--- Data for the task ---
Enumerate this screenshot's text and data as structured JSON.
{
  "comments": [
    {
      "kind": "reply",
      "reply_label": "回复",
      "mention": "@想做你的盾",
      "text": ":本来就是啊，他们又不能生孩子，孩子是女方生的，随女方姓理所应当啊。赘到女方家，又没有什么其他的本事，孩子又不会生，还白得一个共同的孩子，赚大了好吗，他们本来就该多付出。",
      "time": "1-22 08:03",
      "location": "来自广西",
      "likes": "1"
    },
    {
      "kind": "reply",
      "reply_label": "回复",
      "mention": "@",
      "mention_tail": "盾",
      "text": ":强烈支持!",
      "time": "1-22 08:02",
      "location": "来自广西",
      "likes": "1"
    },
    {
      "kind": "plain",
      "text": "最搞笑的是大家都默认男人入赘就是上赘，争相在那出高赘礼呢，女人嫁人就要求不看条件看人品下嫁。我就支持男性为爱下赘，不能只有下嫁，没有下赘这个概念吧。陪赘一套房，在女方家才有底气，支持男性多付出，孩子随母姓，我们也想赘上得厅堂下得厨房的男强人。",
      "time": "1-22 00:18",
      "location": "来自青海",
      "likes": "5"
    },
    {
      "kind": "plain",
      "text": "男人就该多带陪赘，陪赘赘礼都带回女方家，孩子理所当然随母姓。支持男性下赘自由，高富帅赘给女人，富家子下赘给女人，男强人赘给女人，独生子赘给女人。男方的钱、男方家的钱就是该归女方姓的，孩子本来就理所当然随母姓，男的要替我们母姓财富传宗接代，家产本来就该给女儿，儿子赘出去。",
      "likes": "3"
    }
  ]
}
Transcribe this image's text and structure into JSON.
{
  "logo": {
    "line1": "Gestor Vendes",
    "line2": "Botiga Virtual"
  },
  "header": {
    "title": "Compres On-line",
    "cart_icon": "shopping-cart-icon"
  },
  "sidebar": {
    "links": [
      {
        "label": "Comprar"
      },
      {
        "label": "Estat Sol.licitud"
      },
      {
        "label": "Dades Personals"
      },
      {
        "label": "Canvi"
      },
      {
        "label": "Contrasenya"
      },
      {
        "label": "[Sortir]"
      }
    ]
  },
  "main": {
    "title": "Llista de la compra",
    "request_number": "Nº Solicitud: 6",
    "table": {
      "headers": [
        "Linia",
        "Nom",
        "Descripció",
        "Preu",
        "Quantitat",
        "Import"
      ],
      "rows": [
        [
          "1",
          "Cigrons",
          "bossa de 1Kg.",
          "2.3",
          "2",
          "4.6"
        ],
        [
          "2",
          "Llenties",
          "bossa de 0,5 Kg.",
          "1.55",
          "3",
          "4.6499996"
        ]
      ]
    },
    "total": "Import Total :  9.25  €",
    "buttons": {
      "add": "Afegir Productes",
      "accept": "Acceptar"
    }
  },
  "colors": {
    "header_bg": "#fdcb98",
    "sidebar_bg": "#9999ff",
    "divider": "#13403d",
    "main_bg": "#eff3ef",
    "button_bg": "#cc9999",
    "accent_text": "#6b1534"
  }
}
---
# The exercise
Output the full listing exactly as it stands.

# Output
Enumerate this screenshot's text and data as structured JSON.
{
  "comments": [
    {
      "kind": "reply",
      "reply_label": "回复",
      "mention": "@想做你的盾",
      "text": ":本来就是啊，他们又不能生孩子，孩子是女方生的，随女方姓理所应当啊。赘到女方家，又没有什么其他的本事，孩子又不会生，还白得一个共同的孩子，赚大了好吗，他们本来就该多付出。",
      "time": "1-22 08:03",
      "location": "来自广西",
      "likes": "1"
    },
    {
      "kind": "reply",
      "reply_label": "回复",
      "mention": "@",
      "mention_tail": "盾",
      "text": ":强烈支持!",
      "time": "1-22 08:02",
      "location": "来自广西",
      "likes": "1"
    },
    {
      "kind": "plain",
      "text": "最搞笑的是大家都默认男人入赘就是上赘，争相在那出高赘礼呢，女人嫁人就要求不看条件看人品下嫁。我就支持男性为爱下赘，不能只有下嫁，没有下赘这个概念吧。陪赘一套房，在女方家才有底气，支持男性多付出，孩子随母姓，我们也想赘上得厅堂下得厨房的男强人。",
      "time": "1-22 00:18",
      "location": "来自青海",
      "likes": "5"
    },
    {
      "kind": "plain",
      "text": "男人就该多带陪赘，陪赘赘礼都带回女方家，孩子理所当然随母姓。支持男性下赘自由，高富帅赘给女人，富家子下赘给女人，男强人赘给女人，独生子赘给女人。男方的钱、男方家的钱就是该归女方姓的，孩子本来就理所当然随母姓，男的要替我们母姓财富传宗接代，家产本来就该给女儿，儿子赘出去。",
      "likes": "3"
    }
  ]
}
Transcribe this image's text and structure into JSON.
{
  "logo": {
    "line1": "Gestor Vendes",
    "line2": "Botiga Virtual"
  },
  "header": {
    "title": "Compres On-line",
    "cart_icon": "shopping-cart-icon"
  },
  "sidebar": {
    "links": [
      {
        "label": "Comprar"
      },
      {
        "label": "Estat Sol.licitud"
      },
      {
        "label": "Dades Personals"
      },
      {
        "label": "Canvi"
      },
      {
        "label": "Contrasenya"
      },
      {
        "label": "[Sortir]"
      }
    ]
  },
  "main": {
    "title": "Llista de la compra",
    "request_number": "Nº Solicitud: 6",
    "table": {
      "headers": [
        "Linia",
        "Nom",
        "Descripció",
        "Preu",
        "Quantitat",
        "Import"
      ],
      "rows": [
        [
          "1",
          "Cigrons",
          "bossa de 1Kg.",
          "2.3",
          "2",
          "4.6"
        ],
        [
          "2",
          "Llenties",
          "bossa de 0,5 Kg.",
          "1.55",
          "3",
          "4.6499996"
        ]
      ]
    },
    "total": "Import Total :  9.25  €",
    "buttons": {
      "add": "Afegir Productes",
      "accept": "Acceptar"
    }
  },
  "colors": {
    "header_bg": "#fdcb98",
    "sidebar_bg": "#9999ff",
    "divider": "#13403d",
    "main_bg": "#eff3ef",
    "button_bg": "#cc9999",
    "accent_text": "#6b1534"
  }
}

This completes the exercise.